● Task directions: Select each line where the word "from" appears.

*****

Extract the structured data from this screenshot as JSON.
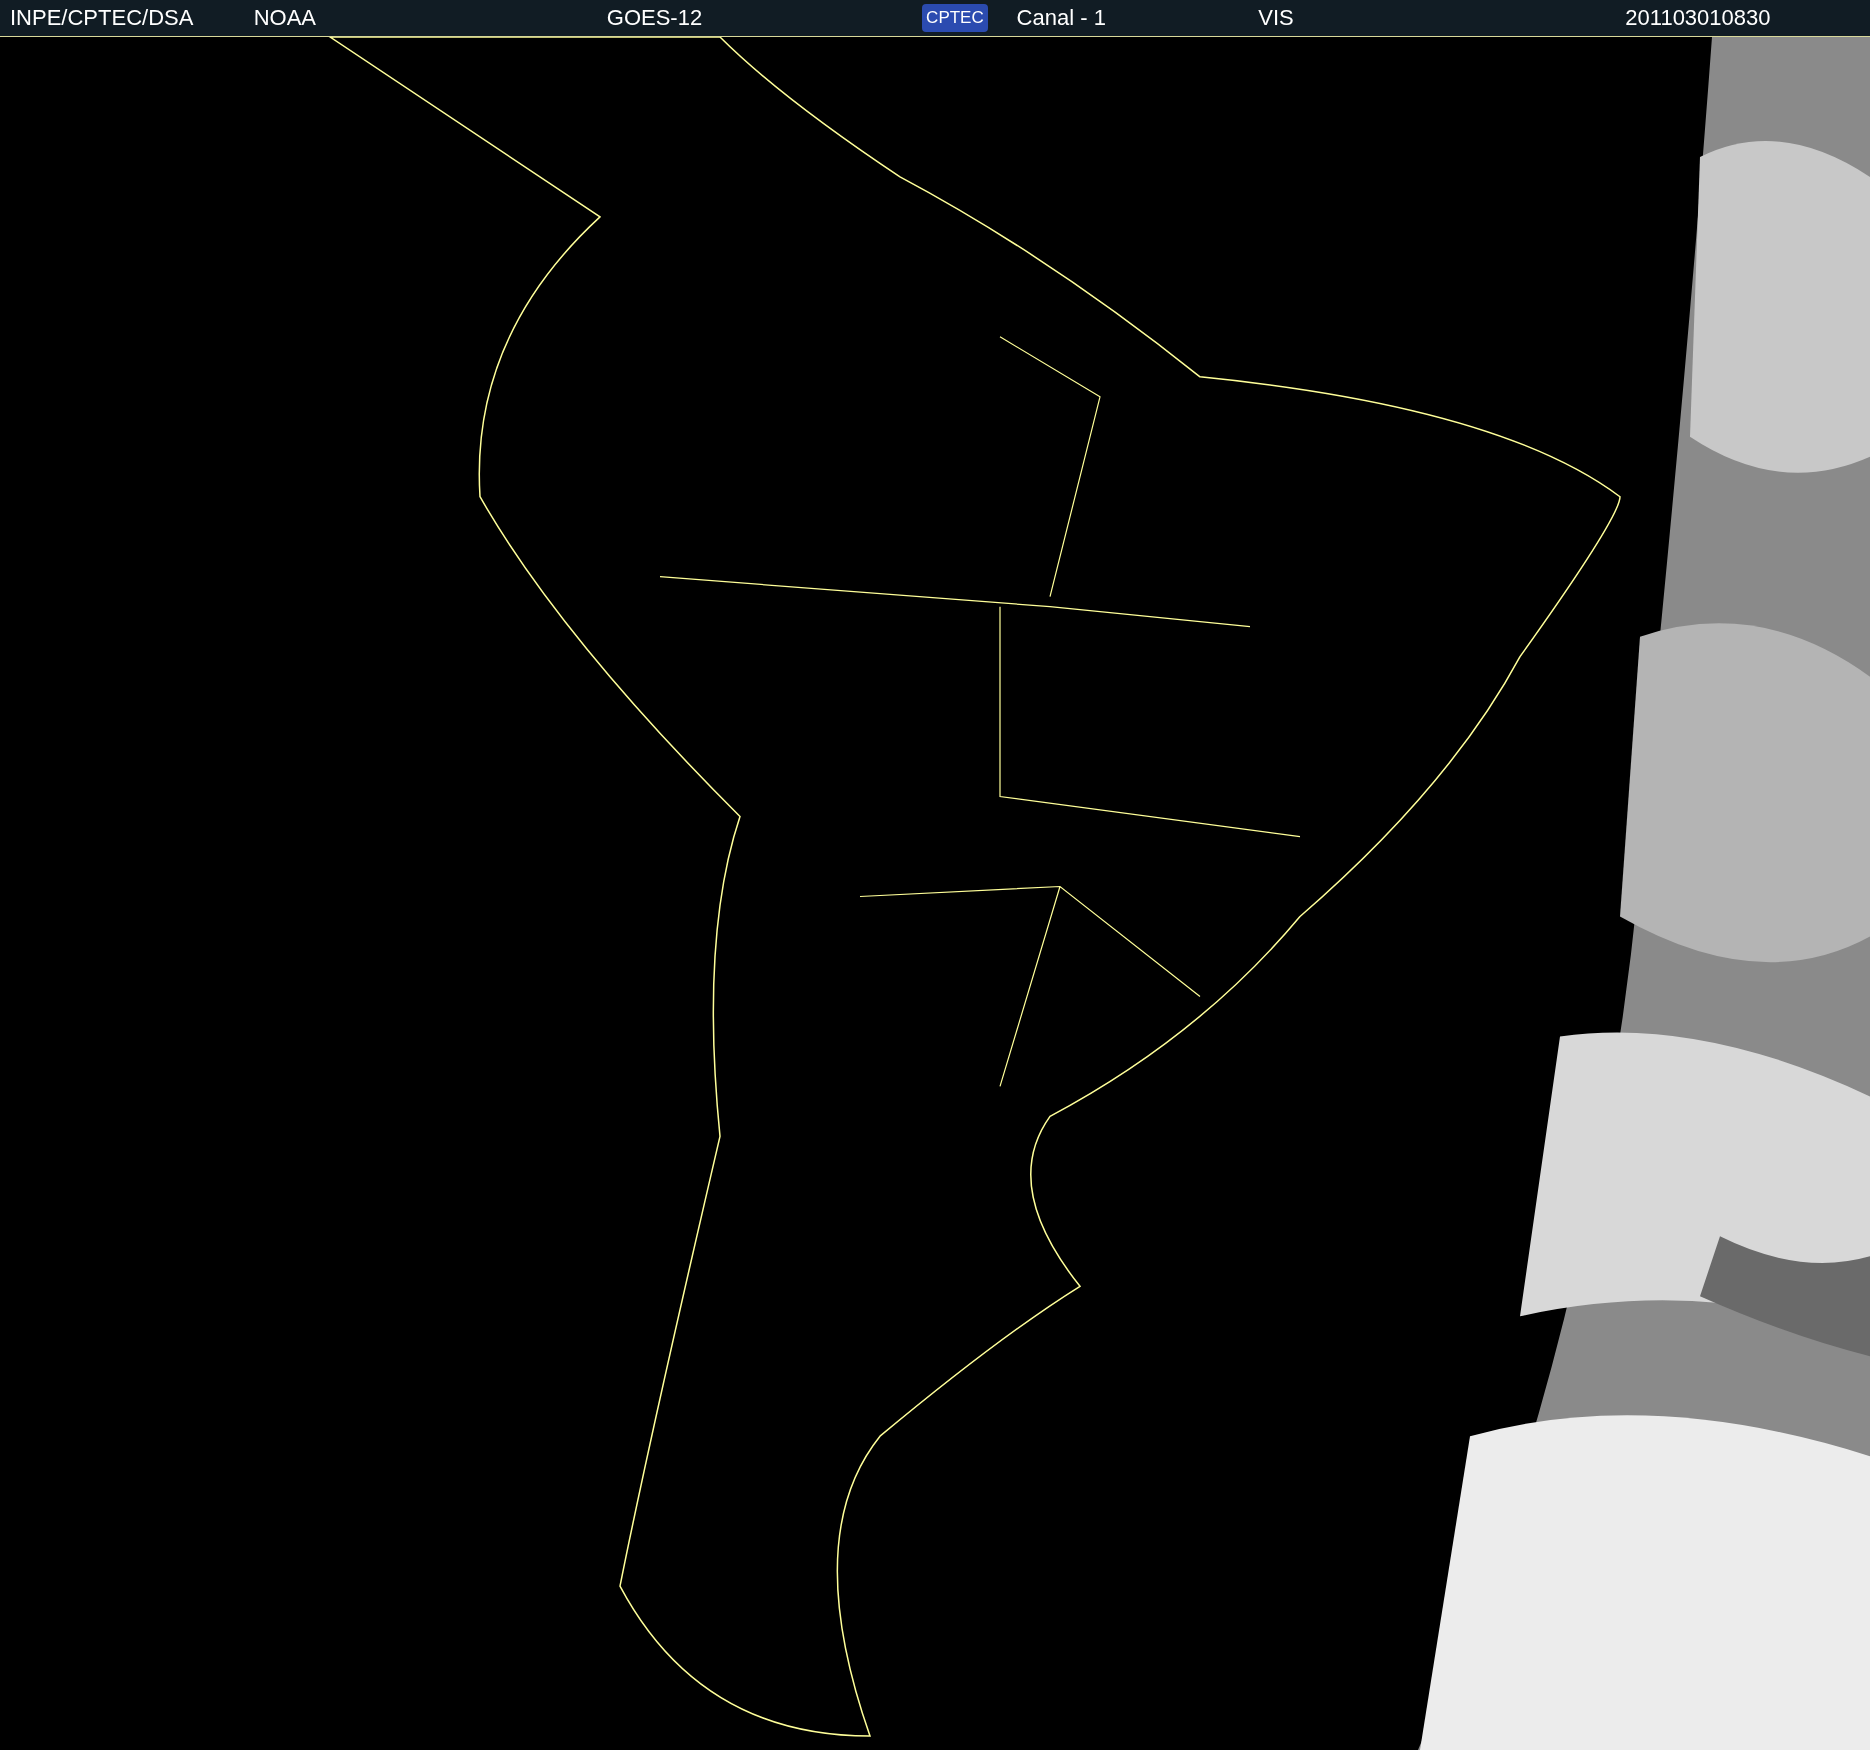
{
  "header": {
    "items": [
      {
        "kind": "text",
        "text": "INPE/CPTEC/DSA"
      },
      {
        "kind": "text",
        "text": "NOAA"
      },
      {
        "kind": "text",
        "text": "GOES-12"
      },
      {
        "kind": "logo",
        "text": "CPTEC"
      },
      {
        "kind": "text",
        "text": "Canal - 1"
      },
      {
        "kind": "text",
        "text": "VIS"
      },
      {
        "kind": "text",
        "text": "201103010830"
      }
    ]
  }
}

*****

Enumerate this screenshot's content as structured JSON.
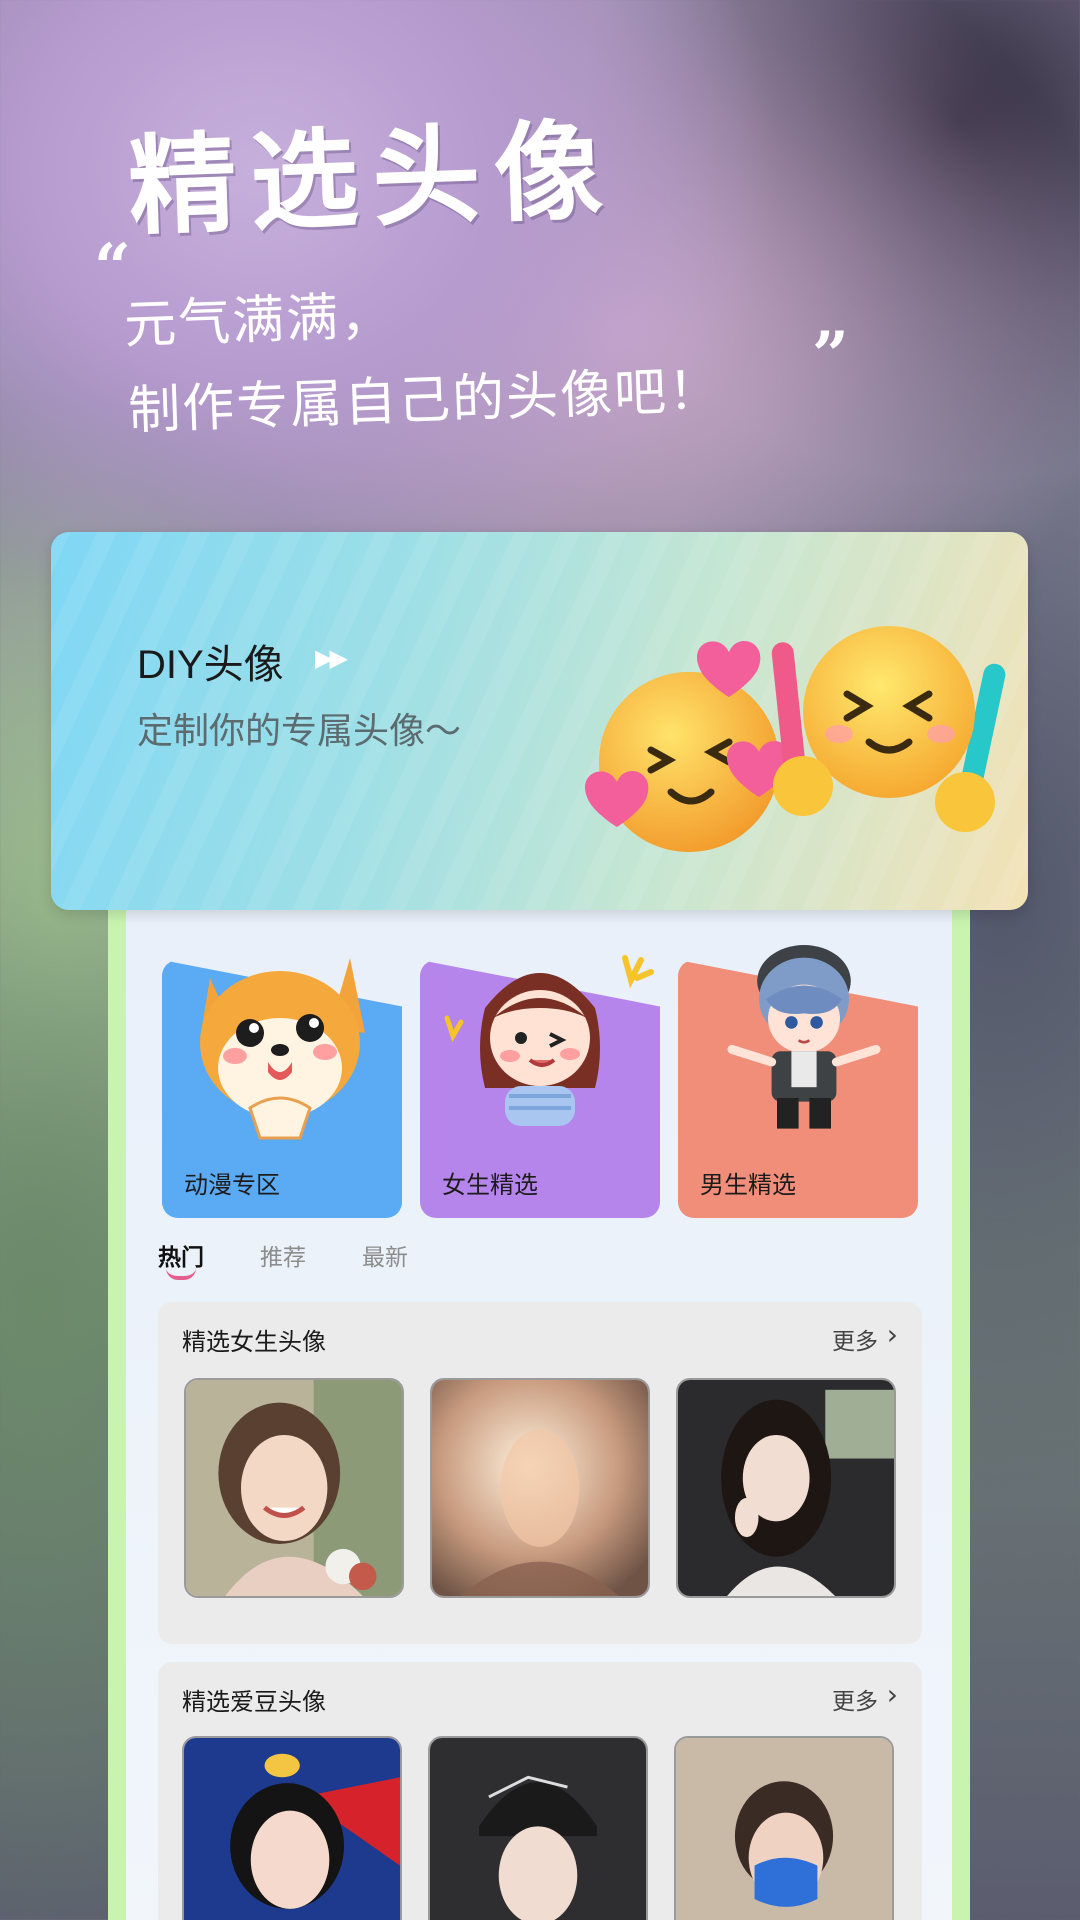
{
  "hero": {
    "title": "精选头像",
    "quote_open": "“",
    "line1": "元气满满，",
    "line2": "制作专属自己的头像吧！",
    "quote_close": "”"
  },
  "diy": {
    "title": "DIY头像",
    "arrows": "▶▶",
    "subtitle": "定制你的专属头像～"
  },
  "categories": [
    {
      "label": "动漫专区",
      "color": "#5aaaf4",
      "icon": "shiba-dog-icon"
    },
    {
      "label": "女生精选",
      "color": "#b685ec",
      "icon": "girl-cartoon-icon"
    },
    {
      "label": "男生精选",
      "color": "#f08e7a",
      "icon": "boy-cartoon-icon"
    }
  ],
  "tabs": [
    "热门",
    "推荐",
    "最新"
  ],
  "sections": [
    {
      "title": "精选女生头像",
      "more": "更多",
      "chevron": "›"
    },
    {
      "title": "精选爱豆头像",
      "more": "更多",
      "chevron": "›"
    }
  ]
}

*****

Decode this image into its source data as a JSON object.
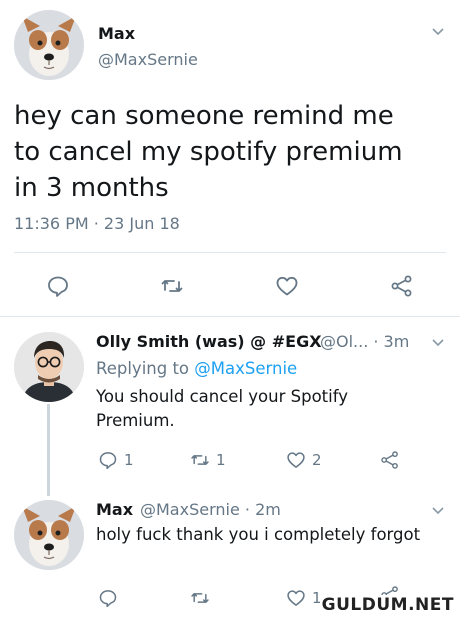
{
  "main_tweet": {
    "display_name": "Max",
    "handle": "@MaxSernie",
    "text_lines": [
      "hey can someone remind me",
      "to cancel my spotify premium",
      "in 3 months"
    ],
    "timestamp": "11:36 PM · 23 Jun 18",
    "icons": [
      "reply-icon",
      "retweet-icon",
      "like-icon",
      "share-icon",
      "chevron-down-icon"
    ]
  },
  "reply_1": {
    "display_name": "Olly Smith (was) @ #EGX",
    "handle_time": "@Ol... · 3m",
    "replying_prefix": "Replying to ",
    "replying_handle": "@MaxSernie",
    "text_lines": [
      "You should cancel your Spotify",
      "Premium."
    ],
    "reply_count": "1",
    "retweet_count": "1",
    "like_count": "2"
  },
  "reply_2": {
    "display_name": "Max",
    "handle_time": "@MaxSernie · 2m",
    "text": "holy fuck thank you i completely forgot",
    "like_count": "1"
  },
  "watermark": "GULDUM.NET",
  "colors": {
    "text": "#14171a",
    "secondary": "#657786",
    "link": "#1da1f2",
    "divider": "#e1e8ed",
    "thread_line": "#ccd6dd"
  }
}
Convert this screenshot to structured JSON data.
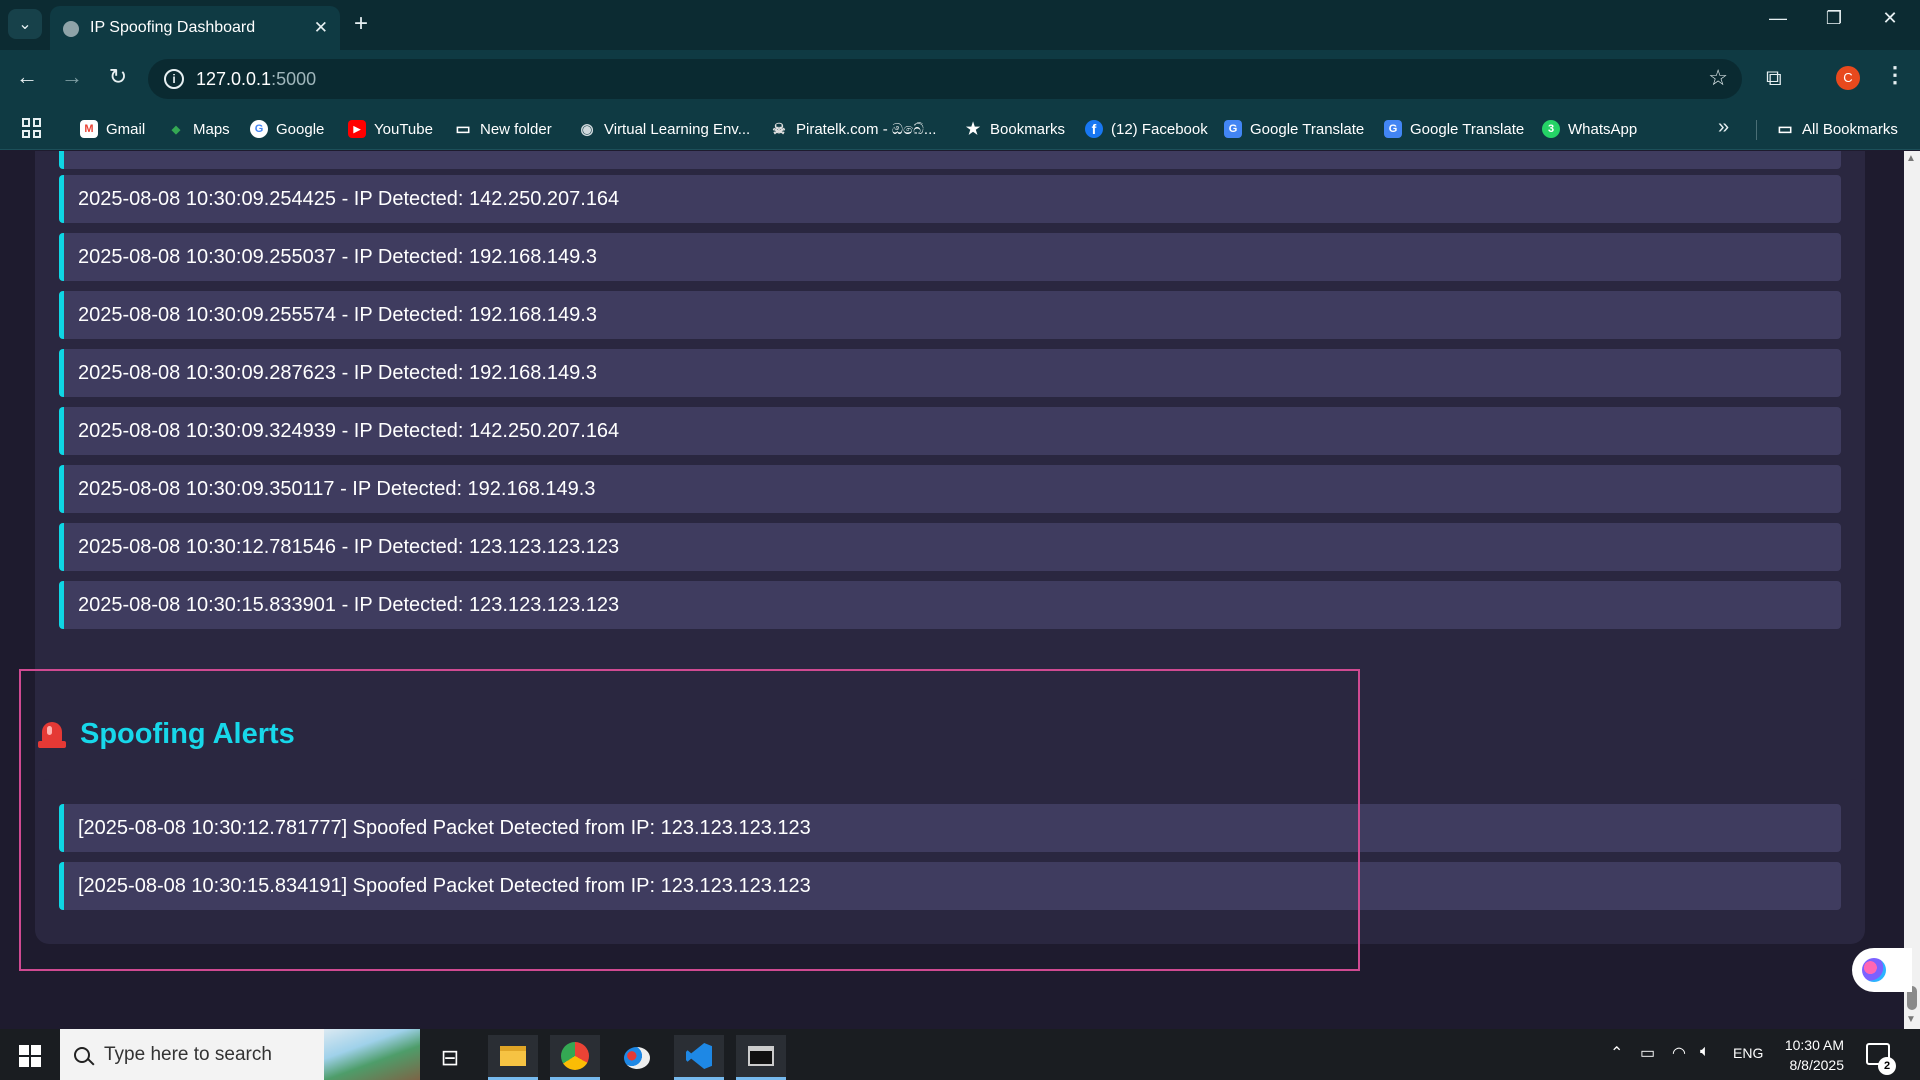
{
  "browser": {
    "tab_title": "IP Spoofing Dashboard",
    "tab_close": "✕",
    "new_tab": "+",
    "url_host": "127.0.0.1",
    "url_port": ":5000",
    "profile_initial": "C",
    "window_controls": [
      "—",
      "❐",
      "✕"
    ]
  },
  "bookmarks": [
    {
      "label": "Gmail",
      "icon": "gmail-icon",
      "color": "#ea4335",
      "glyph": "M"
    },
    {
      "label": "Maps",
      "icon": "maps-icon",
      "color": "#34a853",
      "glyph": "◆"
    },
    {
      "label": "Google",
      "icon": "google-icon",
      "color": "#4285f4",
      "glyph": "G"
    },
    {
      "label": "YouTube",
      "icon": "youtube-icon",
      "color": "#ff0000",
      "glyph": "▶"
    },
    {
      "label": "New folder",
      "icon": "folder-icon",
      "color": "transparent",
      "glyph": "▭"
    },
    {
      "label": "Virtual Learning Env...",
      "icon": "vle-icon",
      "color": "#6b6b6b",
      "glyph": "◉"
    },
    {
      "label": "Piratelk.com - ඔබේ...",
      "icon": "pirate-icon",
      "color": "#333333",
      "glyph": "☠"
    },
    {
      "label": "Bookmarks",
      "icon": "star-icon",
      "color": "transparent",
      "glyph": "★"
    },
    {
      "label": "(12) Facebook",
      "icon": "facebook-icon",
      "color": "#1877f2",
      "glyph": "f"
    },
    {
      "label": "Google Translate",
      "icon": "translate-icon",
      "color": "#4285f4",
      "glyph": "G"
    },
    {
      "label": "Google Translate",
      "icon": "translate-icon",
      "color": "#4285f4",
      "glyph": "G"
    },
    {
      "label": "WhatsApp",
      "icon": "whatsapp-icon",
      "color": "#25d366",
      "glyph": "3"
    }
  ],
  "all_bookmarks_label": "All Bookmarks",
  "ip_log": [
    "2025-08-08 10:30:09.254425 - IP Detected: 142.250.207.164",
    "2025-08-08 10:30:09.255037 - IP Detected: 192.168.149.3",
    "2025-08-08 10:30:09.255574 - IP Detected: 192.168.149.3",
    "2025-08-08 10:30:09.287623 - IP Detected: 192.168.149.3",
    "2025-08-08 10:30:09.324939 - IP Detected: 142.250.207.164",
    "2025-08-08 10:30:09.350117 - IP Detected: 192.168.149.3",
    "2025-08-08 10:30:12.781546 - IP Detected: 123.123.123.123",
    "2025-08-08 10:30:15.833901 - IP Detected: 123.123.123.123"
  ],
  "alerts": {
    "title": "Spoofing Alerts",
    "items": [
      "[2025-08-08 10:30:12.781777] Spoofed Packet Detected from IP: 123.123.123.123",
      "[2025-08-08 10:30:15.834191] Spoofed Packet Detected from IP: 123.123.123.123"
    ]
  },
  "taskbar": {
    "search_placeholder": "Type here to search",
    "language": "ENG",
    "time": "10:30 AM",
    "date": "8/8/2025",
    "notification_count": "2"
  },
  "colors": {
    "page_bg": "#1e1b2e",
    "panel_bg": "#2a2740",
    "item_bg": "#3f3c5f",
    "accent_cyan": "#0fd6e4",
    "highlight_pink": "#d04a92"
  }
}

*****

● Solved exercise:
Extract the structured data from this screenshot as JSON.
      "[2025-08-08 10:30:12.781777] Spoofed Packet Detected from IP: 123.123.123.123",
      "[2025-08-08 10:30:15.834191] Spoofed Packet Detected from IP: 123.123.123.123"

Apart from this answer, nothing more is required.